Exercise task |
List every line in this data where the string "Question" occurs.
= = =
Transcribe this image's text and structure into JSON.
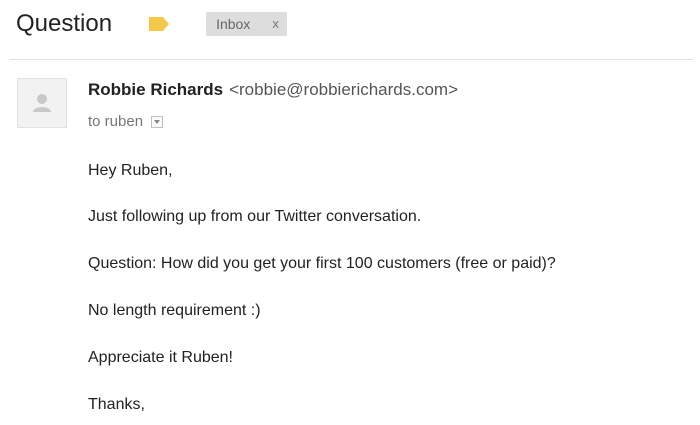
{
  "header": {
    "subject": "Question",
    "label_icon": "label-tag-icon",
    "label_color": "#f4c84a",
    "chip": {
      "label": "Inbox",
      "remove": "x"
    }
  },
  "message": {
    "avatar_icon": "person-icon",
    "sender_name": "Robbie Richards",
    "sender_email": "<robbie@robbierichards.com>",
    "to": "to ruben",
    "details_icon": "chevron-down-icon",
    "body": [
      "Hey Ruben,",
      "Just following up from our Twitter conversation.",
      "Question: How did you get your first 100 customers (free or paid)?",
      "No length requirement :)",
      "Appreciate it Ruben!",
      "Thanks,"
    ]
  }
}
= = =
Completed task |
    "subject": "Question",
      "Question: How did you get your first 100 customers (free or paid)?",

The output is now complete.